### Task brief
Take every line where the string "instrucción" appears and copy it.

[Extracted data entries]
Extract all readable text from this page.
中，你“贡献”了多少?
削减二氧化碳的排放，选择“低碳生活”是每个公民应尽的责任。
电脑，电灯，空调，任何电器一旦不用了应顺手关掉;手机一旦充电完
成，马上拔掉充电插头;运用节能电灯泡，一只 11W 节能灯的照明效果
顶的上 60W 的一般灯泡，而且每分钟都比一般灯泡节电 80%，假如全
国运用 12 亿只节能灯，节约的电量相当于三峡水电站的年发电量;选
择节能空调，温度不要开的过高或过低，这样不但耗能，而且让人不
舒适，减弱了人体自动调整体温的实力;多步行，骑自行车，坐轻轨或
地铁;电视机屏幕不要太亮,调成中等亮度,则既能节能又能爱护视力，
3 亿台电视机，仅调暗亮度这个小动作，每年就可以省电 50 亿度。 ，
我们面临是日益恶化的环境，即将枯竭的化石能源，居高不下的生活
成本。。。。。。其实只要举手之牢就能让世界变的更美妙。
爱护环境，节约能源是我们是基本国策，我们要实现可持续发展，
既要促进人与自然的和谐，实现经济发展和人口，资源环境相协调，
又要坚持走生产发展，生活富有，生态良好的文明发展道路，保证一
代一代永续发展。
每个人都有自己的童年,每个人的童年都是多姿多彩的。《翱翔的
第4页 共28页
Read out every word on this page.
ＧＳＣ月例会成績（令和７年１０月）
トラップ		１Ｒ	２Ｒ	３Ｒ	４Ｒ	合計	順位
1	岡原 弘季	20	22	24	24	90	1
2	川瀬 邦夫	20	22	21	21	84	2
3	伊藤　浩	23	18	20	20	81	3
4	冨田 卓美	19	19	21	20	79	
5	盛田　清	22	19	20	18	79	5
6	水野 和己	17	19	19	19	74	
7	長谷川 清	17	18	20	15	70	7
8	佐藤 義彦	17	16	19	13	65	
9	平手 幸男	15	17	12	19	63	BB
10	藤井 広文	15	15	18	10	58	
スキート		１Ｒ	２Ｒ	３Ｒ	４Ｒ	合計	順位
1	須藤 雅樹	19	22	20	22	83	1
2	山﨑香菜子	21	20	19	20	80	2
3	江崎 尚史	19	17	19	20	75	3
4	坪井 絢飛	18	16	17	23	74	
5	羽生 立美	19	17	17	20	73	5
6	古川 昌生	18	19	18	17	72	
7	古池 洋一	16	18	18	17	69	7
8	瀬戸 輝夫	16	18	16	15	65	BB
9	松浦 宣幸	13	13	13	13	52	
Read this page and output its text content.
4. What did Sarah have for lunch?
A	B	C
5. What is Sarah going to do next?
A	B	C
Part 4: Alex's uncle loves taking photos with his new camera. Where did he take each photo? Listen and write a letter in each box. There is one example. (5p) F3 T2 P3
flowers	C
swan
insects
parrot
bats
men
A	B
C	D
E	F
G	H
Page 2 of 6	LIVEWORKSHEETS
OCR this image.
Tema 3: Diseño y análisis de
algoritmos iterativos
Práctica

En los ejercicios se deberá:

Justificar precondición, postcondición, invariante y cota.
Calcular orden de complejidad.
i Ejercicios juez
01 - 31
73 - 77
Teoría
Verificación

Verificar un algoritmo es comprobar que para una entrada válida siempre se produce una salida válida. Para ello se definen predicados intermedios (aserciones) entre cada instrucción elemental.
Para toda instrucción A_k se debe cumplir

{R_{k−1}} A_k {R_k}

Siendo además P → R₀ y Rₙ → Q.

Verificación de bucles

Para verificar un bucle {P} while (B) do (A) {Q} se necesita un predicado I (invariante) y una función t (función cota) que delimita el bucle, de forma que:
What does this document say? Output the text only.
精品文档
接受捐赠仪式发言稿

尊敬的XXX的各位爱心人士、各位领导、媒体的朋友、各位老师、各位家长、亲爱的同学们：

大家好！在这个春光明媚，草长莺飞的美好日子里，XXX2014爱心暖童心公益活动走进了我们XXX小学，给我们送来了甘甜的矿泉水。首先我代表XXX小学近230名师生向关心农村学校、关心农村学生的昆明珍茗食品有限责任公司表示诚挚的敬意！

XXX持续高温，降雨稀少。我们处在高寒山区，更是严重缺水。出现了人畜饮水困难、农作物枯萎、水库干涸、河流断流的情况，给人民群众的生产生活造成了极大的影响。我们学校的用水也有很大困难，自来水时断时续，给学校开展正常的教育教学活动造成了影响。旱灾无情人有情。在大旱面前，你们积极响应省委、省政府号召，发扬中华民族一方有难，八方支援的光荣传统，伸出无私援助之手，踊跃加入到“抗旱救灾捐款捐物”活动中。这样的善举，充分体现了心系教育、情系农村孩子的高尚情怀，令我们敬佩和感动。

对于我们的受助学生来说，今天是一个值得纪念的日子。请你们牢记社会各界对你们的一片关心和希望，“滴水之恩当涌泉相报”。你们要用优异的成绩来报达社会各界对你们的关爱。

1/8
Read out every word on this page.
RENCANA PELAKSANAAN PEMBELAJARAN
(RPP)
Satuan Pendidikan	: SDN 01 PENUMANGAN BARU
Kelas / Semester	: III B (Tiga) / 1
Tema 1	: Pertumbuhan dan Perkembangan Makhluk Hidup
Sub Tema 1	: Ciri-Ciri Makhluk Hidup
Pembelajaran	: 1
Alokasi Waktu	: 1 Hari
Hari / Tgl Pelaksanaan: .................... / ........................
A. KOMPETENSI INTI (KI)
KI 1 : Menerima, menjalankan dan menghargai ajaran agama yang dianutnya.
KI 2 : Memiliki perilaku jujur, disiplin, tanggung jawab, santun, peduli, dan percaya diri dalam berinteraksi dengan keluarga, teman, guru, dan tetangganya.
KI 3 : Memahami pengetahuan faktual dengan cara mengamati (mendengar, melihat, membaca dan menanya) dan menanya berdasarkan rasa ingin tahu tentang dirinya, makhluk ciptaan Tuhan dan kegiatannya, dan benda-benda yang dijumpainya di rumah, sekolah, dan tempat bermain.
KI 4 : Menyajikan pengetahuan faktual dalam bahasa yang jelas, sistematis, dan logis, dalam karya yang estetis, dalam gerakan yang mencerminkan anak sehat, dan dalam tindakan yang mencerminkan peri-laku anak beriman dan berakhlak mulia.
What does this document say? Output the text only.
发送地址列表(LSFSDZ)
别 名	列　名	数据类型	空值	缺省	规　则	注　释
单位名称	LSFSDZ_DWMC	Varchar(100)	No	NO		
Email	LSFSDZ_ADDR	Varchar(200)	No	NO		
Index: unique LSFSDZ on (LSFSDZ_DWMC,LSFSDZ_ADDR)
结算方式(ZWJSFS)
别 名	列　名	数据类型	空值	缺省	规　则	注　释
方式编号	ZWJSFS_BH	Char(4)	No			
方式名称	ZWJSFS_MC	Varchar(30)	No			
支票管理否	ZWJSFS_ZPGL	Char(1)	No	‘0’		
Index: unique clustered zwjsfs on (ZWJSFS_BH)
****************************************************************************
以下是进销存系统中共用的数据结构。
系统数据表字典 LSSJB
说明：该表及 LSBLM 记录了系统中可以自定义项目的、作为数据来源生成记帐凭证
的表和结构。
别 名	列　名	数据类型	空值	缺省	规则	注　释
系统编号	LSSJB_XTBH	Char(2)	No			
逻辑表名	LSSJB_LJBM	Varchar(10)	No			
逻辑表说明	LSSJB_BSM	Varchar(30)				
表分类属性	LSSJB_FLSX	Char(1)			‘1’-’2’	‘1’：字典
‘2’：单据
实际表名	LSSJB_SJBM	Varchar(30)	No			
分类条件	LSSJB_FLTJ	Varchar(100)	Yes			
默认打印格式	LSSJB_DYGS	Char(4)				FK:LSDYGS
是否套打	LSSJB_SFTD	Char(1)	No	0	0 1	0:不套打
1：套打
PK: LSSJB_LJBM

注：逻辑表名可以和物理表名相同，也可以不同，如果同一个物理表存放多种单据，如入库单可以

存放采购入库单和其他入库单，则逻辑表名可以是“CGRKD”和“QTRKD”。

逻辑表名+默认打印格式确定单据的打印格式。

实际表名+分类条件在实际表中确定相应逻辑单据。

### Task solution
Verificar un algoritmo es comprobar que para una entrada válida siempre se produce una salida válida. Para ello se definen predicados intermedios (aserciones) entre cada instrucción elemental.
Para toda instrucción A_k se debe cumplir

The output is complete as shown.